## [Records for the task]
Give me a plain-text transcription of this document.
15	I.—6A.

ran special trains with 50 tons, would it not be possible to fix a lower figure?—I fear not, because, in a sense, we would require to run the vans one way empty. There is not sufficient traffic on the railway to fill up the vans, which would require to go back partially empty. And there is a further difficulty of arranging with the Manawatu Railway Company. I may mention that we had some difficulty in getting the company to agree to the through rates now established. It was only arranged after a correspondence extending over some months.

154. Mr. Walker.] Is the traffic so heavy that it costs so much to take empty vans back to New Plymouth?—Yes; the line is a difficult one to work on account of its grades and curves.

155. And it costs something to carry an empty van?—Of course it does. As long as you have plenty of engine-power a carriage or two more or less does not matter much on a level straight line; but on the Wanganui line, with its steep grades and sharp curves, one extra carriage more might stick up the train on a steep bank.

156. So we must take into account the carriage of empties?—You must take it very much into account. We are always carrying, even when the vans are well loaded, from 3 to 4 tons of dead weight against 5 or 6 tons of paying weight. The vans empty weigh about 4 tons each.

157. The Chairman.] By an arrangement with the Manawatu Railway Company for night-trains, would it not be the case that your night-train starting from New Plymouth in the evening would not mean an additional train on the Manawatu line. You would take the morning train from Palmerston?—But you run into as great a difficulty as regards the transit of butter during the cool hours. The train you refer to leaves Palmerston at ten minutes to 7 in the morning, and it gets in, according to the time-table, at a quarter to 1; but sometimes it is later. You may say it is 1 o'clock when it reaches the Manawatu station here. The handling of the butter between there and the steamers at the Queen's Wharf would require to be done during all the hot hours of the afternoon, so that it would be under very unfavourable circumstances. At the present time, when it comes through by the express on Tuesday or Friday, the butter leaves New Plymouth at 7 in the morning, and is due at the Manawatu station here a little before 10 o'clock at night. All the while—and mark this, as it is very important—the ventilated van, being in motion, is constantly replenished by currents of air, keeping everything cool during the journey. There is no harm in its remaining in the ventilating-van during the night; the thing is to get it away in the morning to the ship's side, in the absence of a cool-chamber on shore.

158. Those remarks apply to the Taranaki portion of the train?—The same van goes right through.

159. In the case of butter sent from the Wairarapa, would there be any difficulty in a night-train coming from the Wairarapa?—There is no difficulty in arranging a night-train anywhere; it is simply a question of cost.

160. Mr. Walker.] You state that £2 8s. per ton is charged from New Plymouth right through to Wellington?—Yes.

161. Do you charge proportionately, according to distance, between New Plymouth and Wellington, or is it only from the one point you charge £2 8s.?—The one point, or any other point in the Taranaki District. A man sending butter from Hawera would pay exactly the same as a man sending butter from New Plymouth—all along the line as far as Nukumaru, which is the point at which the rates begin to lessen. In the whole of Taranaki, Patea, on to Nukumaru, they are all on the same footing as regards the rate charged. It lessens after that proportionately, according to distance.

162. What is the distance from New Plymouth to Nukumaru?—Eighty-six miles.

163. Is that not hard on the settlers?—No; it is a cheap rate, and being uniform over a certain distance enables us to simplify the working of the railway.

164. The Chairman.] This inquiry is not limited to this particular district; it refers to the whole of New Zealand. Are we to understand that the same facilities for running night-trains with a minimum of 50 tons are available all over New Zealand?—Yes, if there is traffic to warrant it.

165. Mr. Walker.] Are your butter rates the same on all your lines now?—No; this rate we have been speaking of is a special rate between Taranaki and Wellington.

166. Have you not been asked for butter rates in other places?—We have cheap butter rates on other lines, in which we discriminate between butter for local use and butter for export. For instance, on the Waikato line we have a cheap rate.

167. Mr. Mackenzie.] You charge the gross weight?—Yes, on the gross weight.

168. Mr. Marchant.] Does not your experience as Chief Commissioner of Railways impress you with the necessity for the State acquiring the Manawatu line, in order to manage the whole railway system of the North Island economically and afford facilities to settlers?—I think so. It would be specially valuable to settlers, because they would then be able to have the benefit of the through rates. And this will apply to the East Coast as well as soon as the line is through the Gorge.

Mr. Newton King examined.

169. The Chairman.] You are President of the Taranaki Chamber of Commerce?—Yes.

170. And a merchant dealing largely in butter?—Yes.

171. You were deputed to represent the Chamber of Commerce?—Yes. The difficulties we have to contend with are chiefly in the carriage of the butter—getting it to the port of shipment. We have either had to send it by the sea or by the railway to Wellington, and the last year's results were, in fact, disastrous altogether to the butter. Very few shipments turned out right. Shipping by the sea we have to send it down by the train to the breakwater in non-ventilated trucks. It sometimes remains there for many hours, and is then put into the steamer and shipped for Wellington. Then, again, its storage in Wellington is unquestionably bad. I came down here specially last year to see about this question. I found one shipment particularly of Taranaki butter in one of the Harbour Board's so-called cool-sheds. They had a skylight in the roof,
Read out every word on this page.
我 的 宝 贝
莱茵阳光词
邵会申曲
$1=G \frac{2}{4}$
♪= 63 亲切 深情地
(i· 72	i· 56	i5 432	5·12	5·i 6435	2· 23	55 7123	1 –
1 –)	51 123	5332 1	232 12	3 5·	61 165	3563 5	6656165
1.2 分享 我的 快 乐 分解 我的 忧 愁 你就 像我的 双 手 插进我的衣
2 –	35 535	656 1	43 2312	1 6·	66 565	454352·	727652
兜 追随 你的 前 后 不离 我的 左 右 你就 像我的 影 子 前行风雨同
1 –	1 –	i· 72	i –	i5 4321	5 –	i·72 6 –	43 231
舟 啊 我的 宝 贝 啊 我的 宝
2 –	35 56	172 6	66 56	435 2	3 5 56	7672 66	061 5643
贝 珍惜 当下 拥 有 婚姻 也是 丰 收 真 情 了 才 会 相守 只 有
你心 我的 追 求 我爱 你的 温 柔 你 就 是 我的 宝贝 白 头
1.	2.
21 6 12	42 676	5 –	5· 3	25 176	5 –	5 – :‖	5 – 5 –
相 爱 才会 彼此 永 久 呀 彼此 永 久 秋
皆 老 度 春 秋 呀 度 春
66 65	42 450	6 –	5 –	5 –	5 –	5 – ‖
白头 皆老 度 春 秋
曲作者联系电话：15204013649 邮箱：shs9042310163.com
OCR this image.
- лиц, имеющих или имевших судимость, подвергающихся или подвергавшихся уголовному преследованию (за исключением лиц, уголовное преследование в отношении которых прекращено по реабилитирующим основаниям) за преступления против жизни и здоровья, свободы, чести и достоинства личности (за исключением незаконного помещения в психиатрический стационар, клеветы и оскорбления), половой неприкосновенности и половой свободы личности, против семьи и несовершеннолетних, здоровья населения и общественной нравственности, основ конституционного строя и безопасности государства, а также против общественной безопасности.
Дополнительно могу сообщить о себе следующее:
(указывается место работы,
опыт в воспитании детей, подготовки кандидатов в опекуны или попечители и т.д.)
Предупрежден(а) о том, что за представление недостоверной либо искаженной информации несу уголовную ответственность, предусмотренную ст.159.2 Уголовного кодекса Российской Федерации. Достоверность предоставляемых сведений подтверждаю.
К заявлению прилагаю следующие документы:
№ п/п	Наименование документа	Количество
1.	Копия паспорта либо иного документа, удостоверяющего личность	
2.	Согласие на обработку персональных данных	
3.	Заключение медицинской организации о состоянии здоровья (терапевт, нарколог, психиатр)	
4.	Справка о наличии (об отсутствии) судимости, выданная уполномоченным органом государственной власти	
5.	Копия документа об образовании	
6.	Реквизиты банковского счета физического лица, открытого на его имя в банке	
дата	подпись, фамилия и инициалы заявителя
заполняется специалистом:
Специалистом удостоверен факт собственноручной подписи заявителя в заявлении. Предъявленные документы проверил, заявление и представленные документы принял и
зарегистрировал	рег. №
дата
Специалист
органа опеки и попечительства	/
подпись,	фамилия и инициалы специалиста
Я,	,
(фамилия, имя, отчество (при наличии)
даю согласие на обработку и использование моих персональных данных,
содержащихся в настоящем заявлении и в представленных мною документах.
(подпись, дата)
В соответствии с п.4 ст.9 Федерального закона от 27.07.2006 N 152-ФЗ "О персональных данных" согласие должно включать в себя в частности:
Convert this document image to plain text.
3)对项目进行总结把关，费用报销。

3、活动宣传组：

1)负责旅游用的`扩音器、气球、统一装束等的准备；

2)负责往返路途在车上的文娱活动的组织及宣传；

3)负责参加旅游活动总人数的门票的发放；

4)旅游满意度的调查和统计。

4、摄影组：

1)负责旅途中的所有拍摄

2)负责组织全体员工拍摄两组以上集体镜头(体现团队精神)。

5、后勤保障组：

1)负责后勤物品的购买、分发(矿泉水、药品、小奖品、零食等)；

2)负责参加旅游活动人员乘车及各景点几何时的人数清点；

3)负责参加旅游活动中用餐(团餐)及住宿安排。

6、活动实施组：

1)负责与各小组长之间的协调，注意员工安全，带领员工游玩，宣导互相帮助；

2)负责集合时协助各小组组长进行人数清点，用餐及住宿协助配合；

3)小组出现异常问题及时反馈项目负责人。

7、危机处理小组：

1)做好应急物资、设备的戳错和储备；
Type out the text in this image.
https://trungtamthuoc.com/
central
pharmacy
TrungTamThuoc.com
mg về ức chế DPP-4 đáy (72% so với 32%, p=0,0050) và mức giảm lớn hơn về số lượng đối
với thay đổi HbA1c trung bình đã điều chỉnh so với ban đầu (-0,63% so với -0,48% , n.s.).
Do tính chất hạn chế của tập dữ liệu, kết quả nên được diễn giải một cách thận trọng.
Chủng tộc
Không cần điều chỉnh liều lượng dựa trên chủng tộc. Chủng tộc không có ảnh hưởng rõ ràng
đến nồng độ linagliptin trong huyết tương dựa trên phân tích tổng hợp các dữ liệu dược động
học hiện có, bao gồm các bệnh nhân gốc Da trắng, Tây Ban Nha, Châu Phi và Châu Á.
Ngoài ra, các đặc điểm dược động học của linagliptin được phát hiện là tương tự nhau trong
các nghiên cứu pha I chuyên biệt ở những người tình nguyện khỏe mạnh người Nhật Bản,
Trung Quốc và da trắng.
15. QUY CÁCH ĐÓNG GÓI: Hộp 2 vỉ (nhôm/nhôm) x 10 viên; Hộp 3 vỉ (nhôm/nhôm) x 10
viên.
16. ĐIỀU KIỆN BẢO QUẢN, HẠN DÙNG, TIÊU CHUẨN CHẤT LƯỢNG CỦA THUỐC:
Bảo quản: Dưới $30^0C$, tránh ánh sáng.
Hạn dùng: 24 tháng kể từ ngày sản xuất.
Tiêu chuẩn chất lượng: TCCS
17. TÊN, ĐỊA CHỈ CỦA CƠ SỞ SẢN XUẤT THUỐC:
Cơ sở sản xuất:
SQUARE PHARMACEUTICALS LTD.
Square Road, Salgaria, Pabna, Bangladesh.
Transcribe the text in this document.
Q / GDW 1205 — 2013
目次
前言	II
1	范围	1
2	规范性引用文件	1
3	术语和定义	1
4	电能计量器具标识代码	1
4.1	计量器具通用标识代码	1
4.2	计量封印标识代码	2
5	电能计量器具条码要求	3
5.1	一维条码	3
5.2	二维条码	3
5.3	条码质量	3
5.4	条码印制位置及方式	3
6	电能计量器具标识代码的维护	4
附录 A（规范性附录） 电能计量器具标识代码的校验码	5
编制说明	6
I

## [The exercise]
Reproduce only those lines of the entries above that run from the line with "Transcribe the text in this document." to the final line.

## [In response]
Transcribe the text in this document.
Q / GDW 1205 — 2013
目次
前言	II
1	范围	1
2	规范性引用文件	1
3	术语和定义	1
4	电能计量器具标识代码	1
4.1	计量器具通用标识代码	1
4.2	计量封印标识代码	2
5	电能计量器具条码要求	3
5.1	一维条码	3
5.2	二维条码	3
5.3	条码质量	3
5.4	条码印制位置及方式	3
6	电能计量器具标识代码的维护	4
附录 A（规范性附录） 电能计量器具标识代码的校验码	5
编制说明	6
I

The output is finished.